» **Records for this exercise**
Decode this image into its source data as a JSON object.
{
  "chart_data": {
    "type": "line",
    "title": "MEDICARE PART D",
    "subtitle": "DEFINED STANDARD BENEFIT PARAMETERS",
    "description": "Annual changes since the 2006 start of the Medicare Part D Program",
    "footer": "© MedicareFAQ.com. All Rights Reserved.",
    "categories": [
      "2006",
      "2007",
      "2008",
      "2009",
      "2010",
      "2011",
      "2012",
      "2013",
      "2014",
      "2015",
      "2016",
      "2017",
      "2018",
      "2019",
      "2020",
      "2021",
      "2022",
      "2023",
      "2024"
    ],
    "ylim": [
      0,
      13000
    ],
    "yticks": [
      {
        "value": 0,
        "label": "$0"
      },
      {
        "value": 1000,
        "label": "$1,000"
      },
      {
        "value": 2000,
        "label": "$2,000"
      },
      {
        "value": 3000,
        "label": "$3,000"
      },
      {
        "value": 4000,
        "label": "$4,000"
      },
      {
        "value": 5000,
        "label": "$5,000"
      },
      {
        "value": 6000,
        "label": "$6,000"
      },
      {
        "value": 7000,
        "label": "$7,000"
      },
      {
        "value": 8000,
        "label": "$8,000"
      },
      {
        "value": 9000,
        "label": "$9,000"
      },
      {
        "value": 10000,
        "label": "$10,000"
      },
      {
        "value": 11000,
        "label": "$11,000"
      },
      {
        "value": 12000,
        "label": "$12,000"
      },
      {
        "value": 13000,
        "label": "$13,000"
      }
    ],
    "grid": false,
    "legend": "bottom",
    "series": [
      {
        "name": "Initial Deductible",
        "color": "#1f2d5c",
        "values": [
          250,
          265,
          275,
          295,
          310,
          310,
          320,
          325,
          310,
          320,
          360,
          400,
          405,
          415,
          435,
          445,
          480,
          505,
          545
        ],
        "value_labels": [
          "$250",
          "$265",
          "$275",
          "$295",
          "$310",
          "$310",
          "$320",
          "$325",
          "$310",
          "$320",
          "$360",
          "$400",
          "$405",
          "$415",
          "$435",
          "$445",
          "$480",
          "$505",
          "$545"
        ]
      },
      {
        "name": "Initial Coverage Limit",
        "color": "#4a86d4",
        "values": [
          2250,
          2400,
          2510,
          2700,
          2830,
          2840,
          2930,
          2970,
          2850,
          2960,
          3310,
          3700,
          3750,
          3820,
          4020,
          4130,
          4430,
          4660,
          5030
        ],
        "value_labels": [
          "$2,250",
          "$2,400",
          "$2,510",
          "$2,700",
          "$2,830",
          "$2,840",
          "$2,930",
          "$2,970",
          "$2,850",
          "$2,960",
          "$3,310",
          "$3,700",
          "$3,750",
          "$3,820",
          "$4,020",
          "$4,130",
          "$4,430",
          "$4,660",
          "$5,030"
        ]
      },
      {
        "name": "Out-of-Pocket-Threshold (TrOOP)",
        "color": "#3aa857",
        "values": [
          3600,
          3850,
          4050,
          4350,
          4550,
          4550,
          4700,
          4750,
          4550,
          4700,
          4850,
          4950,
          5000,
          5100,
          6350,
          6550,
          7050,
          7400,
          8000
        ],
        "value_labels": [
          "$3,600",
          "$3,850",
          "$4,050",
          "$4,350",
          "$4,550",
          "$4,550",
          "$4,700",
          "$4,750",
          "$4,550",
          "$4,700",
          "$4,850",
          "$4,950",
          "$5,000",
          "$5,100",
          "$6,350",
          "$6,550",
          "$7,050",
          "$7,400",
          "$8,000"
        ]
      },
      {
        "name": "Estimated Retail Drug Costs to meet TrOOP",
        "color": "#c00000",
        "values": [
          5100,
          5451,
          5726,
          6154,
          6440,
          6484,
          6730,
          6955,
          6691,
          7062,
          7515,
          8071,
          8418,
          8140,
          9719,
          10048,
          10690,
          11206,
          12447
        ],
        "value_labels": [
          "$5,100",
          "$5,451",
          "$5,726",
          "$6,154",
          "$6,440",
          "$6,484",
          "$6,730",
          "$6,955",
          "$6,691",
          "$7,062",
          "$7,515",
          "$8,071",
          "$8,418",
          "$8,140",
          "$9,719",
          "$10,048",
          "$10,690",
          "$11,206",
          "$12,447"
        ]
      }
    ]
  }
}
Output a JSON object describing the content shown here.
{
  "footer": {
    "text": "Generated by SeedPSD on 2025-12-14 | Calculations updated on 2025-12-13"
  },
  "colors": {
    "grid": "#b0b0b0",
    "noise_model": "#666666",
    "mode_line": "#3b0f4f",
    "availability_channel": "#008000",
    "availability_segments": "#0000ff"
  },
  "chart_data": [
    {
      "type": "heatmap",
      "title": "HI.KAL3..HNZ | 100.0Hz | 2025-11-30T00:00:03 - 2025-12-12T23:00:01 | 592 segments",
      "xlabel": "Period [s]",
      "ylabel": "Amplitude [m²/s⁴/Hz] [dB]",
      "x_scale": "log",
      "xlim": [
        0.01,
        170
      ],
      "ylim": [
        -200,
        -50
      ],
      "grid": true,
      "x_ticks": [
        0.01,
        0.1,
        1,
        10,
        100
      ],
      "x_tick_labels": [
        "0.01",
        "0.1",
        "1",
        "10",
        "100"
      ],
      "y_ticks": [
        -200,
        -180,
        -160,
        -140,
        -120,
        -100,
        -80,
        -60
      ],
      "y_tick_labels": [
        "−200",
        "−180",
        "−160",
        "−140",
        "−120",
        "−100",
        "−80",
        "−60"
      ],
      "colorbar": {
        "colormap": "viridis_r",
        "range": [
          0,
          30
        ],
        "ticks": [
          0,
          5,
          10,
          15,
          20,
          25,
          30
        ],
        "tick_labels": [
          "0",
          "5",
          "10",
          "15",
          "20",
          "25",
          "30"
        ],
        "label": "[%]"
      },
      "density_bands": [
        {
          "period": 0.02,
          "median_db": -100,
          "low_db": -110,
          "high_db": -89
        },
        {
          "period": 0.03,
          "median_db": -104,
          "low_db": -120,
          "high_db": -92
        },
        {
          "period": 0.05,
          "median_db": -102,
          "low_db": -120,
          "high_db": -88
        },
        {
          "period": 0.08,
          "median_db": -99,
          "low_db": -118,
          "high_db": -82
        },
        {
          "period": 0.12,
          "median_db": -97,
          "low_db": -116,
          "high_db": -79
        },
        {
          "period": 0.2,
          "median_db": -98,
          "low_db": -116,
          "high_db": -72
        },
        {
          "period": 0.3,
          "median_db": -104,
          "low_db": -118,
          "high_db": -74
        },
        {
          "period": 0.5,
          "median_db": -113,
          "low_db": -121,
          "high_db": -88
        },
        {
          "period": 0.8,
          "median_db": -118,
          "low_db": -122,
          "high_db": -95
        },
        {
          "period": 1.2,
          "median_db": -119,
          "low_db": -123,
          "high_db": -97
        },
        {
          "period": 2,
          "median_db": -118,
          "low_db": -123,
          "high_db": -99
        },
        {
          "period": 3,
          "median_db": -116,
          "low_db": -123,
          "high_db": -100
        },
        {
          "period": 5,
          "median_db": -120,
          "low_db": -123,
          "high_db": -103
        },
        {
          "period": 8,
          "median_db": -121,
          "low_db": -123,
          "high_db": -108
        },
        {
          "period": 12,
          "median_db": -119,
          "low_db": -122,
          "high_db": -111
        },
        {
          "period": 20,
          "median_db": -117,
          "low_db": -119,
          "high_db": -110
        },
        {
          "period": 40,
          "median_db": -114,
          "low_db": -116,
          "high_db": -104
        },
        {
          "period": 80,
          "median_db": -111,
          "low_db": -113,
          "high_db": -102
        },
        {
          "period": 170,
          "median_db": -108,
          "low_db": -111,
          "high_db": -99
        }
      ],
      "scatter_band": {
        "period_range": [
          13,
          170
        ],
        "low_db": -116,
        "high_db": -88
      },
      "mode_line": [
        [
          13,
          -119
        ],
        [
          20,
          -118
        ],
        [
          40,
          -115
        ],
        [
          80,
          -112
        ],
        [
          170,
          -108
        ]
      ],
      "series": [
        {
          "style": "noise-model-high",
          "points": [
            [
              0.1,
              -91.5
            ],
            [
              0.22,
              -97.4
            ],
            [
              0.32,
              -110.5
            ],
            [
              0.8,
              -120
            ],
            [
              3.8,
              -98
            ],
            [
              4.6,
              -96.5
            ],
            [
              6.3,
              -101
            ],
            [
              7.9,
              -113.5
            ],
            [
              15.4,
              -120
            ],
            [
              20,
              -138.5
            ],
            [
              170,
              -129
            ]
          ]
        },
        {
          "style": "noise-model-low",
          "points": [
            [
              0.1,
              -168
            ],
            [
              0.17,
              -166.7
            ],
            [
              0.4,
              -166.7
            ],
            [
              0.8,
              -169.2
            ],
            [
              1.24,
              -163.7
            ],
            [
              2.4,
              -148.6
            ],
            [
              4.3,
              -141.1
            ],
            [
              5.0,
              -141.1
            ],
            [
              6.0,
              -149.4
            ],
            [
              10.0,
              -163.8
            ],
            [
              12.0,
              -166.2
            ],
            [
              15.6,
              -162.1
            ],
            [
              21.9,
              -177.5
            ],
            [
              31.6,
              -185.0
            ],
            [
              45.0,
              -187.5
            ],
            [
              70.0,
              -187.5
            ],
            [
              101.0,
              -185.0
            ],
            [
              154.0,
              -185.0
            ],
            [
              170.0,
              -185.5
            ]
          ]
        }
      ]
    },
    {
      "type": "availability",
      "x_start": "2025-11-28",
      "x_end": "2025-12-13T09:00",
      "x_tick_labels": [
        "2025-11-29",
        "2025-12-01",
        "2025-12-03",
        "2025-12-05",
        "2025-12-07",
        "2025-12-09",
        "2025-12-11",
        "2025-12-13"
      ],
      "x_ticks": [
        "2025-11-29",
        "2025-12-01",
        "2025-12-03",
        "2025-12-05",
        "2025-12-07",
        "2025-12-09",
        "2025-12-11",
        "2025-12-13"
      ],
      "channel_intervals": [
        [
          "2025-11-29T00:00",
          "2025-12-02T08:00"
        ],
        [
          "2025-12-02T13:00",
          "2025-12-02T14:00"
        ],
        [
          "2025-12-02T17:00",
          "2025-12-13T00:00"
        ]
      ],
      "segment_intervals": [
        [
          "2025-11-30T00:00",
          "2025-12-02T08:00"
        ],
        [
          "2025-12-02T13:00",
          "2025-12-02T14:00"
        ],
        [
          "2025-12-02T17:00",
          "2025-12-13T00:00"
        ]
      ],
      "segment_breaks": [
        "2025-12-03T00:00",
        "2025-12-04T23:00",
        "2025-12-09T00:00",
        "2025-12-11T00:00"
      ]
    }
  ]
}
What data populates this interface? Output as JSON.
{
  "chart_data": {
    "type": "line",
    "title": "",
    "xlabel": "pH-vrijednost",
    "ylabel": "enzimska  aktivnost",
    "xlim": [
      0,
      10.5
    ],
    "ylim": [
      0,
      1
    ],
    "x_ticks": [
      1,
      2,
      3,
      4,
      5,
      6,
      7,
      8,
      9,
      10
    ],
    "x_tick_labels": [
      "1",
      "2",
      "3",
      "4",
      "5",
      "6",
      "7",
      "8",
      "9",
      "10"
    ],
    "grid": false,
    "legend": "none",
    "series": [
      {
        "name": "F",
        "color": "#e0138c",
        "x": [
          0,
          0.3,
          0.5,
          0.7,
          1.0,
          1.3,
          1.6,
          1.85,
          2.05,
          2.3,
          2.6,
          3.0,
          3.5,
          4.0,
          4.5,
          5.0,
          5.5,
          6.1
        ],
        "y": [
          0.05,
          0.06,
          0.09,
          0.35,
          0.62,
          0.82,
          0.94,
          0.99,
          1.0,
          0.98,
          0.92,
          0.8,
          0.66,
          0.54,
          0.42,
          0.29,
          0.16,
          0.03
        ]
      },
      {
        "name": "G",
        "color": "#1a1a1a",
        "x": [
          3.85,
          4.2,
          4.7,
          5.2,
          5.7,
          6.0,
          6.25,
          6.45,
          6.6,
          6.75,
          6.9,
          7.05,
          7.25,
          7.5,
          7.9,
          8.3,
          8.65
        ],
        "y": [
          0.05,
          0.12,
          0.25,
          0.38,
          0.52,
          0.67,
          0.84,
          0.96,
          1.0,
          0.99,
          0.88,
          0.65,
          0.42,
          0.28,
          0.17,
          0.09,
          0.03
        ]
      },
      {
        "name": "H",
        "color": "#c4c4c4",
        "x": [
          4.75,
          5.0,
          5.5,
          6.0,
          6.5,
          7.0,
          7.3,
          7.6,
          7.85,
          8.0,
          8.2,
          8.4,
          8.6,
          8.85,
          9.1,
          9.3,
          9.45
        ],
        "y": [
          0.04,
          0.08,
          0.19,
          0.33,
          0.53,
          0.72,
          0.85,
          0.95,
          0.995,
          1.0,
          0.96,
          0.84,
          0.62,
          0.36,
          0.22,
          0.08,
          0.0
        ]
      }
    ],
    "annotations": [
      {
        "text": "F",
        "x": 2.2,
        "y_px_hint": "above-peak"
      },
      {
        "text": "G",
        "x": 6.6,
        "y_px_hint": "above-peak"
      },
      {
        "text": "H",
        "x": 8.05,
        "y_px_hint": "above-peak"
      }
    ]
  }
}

» **What the task asks**
Review the preceding data and report every line that includes the string "JSON".

» **Answer**
Decode this image into its source data as a JSON object.
Output a JSON object describing the content shown here.
What data populates this interface? Output as JSON.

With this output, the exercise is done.